# Excerpted passage
=== Section Start ===
Listed Building – Grade II
- Designated: 26 February 1954
- Reference no.: 1051811

= Maids Head Hotel =

4 Star hotel in Norwich, England

The Maids Head Hotel is an AA 4 star hotel in the English city of Norwich within the county of Norfolk in the United Kingdom. The hotel has been a Grade II* listed building since 26 February 1954.

==Location==
The hotel is in the city centre area of Norwich known as Tombland and is very close to Norwich Cathedral. Norwich railway station is 0.7 mi south east of the hotel. The nearest airport is Norwich Airport and is 3.5 mi north of the hotel

==Description==
The hotel dates from the 13th century and is amalgamation of at least 6 buildings. The main façade faces on to intersection of three streets, Tombland, Wensum Street and Palace Street. The hotel has a total of 84 bedrooms all of which are en-suite. The hotel also has a mixture of meeting and conference room facilities. There is also a restaurant which is called The WinePress @ Wensum. The hotel has two bar areas. The Maids Head Bar features Jacobean Oak panelling and has been reputedly frequented by guests such as Horatio Nelson and Edith Cavell. There is also a second bar which is called the Yard Bar.

==History==
Queen Elizabeth I of England was said to have slept at the hotel in 1587.
=== Section End ===
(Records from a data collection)
=== Section Start ===
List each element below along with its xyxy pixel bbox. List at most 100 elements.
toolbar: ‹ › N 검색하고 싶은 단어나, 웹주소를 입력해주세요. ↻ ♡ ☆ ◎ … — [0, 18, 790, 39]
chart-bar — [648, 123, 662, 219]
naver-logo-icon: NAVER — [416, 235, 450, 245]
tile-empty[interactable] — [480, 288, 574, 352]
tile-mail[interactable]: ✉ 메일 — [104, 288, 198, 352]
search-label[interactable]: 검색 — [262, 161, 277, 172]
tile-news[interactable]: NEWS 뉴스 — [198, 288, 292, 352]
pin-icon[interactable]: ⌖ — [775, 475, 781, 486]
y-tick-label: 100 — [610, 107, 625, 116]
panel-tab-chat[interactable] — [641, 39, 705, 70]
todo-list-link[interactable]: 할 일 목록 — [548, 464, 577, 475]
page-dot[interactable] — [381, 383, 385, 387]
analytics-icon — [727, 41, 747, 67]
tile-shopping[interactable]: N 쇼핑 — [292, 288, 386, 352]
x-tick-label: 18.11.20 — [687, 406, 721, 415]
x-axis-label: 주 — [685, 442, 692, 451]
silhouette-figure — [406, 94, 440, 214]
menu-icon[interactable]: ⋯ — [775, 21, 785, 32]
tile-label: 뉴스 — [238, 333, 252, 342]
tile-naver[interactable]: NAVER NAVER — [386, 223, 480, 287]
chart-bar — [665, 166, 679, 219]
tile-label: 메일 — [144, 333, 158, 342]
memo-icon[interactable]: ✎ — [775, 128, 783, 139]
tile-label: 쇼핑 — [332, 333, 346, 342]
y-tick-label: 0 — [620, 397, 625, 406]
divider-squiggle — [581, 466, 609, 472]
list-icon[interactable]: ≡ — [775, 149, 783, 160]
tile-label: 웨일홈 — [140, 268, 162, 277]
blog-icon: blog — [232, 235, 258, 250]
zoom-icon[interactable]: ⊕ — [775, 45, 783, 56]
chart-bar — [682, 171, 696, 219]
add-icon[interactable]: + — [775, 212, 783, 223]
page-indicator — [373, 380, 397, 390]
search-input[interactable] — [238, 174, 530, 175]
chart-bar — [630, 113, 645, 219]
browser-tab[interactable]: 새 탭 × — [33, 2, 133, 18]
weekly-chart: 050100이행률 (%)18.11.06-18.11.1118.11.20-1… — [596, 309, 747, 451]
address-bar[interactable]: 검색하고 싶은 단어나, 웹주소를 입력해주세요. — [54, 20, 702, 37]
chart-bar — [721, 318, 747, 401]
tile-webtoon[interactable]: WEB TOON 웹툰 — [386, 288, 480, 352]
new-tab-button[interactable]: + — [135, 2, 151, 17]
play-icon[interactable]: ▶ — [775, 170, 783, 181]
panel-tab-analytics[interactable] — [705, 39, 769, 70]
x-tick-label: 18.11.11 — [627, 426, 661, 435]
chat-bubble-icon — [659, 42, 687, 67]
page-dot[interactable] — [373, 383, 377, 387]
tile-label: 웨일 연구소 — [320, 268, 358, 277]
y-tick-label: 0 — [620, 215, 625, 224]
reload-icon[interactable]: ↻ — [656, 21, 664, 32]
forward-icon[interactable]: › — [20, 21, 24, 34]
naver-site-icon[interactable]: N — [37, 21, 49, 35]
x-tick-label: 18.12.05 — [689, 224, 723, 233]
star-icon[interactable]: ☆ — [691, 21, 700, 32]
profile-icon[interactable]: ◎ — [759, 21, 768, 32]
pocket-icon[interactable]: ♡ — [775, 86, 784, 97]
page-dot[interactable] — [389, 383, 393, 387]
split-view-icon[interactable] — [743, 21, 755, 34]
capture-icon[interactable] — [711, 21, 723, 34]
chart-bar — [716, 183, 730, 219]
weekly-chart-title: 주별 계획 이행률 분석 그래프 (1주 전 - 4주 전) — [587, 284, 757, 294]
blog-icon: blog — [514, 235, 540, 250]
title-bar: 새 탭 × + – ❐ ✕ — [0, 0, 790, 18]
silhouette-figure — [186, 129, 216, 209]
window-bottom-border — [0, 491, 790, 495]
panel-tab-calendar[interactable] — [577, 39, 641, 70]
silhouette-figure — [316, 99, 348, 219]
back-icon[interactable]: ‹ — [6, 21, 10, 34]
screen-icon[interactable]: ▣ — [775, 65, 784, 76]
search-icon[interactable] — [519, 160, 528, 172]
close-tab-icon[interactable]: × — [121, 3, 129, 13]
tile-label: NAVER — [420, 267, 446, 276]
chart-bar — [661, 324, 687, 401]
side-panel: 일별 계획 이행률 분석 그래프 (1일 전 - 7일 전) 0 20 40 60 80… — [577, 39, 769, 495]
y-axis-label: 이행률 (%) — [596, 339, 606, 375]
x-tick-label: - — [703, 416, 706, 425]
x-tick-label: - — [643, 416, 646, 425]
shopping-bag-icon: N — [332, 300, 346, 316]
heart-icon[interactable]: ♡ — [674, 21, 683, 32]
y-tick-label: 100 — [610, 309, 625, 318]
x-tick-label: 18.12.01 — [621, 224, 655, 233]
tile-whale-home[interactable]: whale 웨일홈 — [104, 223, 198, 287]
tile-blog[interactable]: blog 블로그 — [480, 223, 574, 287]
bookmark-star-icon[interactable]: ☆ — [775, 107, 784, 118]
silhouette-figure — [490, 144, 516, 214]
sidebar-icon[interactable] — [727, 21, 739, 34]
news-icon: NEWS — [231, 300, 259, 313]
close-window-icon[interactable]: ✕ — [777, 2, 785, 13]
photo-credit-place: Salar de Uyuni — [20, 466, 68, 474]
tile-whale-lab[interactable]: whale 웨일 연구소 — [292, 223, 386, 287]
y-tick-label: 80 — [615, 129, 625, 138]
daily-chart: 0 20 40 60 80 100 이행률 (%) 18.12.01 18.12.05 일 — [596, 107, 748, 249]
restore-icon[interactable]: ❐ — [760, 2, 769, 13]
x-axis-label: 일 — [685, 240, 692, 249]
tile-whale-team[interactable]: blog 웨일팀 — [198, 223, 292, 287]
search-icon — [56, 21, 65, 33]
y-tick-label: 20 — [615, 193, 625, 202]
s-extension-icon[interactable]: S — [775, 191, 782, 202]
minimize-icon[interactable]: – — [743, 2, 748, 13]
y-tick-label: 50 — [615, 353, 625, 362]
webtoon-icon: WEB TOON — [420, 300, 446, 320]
=== Section End ===
# Exercise aim
Echo the part of the Maids Head Hotel text running from "4 Star hotel in Norwich, England" through "26 February 1954.", word for word.

# Answer section
4 Star hotel in Norwich, England

The Maids Head Hotel is an AA 4 star hotel in the English city of Norwich within the county of Norfolk in the United Kingdom. The hotel has been a Grade II* listed building since 26 February 1954.